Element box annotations

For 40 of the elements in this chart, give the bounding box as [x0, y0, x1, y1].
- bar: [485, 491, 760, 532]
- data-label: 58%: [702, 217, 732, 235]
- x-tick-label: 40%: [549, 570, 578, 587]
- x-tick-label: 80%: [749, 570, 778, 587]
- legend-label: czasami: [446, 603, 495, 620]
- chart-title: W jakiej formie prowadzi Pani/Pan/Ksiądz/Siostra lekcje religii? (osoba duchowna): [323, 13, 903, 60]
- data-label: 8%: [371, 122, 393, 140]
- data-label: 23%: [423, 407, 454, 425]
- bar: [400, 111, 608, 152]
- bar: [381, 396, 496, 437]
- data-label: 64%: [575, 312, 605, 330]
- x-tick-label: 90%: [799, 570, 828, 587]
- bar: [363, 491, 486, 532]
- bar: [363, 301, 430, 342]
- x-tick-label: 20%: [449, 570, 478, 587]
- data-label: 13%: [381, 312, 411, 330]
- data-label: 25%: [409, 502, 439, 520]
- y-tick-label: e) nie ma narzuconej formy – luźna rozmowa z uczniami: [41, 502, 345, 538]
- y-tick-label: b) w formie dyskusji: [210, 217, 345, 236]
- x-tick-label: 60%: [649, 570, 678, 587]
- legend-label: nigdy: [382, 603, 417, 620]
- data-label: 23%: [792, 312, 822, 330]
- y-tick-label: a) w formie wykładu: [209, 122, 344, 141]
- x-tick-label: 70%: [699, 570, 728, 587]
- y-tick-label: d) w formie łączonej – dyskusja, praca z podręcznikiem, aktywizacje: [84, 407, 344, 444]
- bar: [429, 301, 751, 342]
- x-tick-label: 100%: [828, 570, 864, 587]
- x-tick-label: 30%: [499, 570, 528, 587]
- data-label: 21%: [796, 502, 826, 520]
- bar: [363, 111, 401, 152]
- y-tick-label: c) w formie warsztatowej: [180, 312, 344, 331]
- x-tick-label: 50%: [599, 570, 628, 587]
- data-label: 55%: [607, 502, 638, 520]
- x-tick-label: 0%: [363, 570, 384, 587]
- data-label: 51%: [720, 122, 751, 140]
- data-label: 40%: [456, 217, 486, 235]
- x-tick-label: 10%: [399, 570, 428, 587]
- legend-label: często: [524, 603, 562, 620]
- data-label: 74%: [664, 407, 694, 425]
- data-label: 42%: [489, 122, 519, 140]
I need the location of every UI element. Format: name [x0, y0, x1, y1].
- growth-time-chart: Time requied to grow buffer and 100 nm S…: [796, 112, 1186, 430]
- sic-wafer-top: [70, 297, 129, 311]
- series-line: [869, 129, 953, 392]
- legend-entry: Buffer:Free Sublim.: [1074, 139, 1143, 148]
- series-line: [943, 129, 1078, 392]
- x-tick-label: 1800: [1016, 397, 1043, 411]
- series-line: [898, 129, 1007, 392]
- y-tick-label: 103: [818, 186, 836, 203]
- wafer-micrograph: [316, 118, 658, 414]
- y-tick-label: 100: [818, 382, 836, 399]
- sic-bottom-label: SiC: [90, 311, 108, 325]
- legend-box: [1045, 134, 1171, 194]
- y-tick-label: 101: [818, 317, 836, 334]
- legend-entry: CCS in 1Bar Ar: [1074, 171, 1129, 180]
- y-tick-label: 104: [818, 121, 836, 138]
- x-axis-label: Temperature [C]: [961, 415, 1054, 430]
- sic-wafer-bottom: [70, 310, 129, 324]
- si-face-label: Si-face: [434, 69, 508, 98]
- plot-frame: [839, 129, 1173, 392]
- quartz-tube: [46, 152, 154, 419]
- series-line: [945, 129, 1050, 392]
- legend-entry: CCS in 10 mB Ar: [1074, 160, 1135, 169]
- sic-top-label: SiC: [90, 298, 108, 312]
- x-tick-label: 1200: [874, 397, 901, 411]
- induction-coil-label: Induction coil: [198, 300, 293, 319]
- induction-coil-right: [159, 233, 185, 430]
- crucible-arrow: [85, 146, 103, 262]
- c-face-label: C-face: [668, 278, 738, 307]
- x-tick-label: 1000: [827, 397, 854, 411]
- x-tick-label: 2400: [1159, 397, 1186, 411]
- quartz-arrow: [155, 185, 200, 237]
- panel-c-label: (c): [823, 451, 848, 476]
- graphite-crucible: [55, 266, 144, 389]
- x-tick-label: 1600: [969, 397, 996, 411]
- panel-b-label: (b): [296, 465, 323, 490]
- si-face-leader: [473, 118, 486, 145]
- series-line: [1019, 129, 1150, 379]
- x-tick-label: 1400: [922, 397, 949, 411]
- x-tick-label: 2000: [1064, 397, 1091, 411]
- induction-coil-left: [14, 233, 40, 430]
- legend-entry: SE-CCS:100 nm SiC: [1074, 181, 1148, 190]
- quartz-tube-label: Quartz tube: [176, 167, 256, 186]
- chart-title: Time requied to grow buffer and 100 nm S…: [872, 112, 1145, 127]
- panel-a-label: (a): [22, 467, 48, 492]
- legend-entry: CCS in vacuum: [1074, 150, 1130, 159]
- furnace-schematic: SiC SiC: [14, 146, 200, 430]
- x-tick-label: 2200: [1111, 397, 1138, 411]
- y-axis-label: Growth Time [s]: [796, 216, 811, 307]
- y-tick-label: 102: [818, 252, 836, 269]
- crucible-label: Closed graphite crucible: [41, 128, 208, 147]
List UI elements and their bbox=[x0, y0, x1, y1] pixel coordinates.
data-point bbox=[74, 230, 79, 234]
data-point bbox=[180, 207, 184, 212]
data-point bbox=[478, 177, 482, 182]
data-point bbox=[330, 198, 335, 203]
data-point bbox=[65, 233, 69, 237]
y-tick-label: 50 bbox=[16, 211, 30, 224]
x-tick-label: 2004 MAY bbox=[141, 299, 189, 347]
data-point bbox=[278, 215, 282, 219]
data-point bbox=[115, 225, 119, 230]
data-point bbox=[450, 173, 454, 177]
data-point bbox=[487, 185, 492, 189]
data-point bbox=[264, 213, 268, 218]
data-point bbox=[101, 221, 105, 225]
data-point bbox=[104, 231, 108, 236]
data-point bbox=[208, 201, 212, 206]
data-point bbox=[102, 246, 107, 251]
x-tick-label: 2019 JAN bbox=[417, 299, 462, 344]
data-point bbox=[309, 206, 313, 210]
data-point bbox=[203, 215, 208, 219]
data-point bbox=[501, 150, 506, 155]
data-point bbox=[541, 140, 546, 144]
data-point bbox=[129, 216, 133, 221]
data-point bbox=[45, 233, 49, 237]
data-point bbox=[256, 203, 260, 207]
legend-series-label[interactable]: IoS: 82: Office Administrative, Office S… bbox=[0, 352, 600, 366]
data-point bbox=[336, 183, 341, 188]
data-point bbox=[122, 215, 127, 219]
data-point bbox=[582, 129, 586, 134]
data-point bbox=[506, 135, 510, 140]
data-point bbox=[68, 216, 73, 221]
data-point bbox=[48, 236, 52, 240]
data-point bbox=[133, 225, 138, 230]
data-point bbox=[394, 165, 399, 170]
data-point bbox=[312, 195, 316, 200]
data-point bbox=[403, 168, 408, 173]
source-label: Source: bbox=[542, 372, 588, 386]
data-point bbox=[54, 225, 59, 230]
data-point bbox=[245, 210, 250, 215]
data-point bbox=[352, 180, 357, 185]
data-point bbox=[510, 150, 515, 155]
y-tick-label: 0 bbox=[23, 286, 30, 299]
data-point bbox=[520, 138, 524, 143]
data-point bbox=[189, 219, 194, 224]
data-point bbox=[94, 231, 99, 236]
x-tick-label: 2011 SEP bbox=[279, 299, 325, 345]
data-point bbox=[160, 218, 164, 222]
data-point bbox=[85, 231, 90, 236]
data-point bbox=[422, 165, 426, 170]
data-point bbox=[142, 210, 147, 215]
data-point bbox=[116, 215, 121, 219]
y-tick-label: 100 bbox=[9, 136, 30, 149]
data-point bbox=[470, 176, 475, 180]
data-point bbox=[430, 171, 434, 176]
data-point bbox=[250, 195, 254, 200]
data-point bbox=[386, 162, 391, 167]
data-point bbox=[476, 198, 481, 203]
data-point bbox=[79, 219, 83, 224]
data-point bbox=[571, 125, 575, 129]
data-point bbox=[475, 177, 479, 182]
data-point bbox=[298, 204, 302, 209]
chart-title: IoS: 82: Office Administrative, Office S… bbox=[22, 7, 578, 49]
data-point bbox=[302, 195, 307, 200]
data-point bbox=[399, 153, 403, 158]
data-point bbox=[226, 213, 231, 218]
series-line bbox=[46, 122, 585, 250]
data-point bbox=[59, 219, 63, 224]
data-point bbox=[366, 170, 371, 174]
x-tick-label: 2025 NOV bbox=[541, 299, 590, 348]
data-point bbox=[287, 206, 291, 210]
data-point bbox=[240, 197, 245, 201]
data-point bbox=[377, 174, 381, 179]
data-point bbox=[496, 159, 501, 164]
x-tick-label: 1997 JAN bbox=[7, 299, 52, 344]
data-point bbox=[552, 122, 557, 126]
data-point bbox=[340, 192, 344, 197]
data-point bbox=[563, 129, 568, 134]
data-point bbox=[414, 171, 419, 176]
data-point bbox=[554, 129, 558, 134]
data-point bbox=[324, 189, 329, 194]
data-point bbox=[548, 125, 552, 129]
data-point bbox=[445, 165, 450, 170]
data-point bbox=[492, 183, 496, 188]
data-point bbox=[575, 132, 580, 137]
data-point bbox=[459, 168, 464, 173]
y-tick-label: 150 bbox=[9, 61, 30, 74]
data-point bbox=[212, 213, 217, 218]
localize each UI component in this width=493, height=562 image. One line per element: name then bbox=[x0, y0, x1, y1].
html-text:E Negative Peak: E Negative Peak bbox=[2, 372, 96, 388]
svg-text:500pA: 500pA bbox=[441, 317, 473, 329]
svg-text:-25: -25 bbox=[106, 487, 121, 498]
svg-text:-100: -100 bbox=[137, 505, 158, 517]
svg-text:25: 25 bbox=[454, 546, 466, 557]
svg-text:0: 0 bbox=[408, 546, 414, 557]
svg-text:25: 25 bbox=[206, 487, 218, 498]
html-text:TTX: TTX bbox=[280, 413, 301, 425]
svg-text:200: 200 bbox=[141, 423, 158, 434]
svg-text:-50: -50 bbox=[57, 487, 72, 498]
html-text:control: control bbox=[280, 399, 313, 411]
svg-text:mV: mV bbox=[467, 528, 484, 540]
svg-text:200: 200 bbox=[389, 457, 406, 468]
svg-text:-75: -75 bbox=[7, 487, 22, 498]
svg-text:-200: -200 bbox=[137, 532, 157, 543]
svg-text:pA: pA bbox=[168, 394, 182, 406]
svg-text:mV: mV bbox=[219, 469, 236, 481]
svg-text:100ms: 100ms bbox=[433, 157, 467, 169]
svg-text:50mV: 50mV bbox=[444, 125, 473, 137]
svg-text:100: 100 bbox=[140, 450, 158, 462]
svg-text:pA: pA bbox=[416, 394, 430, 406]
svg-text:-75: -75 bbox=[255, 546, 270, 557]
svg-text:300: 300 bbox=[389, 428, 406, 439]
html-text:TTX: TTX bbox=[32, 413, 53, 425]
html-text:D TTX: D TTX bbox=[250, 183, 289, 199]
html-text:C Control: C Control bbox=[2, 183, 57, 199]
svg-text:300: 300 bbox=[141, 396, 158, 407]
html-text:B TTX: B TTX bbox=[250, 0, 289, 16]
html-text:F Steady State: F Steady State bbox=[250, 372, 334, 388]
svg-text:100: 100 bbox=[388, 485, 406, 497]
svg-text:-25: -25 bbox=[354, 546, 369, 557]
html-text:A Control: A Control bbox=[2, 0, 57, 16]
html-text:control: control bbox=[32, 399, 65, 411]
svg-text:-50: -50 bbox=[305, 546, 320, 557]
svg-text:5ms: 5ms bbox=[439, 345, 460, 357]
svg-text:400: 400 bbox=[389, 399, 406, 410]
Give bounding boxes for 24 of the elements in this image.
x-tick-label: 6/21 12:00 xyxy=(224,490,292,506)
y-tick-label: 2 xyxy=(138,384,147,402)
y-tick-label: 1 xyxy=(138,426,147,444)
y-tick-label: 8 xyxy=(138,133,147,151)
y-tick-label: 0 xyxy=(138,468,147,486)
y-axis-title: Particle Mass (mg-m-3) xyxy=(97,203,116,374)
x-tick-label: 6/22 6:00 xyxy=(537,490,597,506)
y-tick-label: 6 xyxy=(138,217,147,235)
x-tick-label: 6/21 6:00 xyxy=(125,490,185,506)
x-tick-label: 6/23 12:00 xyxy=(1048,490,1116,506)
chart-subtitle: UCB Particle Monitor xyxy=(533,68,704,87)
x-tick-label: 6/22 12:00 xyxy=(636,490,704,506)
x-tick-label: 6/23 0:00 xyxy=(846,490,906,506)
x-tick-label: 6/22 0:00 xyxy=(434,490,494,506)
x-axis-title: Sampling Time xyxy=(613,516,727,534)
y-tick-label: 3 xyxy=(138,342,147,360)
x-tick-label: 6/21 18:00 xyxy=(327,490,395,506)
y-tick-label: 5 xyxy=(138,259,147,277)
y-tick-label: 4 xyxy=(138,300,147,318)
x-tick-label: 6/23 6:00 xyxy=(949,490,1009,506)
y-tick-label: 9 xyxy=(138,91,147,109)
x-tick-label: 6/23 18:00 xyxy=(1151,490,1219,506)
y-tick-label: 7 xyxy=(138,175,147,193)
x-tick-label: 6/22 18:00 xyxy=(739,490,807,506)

PROBLEM DETAILS: Convert the entries, from the first line through the line containing "- y-tick-label: e)", into a numbered list with both of those lines included and any blank lines omitted.

COMPLETE ANSWER:
1. For 40 of the elements in this chart, give the bounding box as [x0, y0, x1, y1].
2. - bar: [485, 491, 760, 532]
3. - data-label: 58%: [702, 217, 732, 235]
4. - x-tick-label: 40%: [549, 570, 578, 587]
5. - x-tick-label: 80%: [749, 570, 778, 587]
6. - legend-label: czasami: [446, 603, 495, 620]
7. - chart-title: W jakiej formie prowadzi Pani/Pan/Ksiądz/Siostra lekcje religii? (osoba duchowna): [323, 13, 903, 60]
8. - data-label: 8%: [371, 122, 393, 140]
9. - data-label: 23%: [423, 407, 454, 425]
10. - bar: [400, 111, 608, 152]
11. - bar: [381, 396, 496, 437]
12. - data-label: 64%: [575, 312, 605, 330]
13. - x-tick-label: 90%: [799, 570, 828, 587]
14. - bar: [363, 491, 486, 532]
15. - bar: [363, 301, 430, 342]
16. - x-tick-label: 20%: [449, 570, 478, 587]
17. - data-label: 13%: [381, 312, 411, 330]
18. - data-label: 25%: [409, 502, 439, 520]
19. - y-tick-label: e) nie ma narzuconej formy – luźna rozmowa z uczniami: [41, 502, 345, 538]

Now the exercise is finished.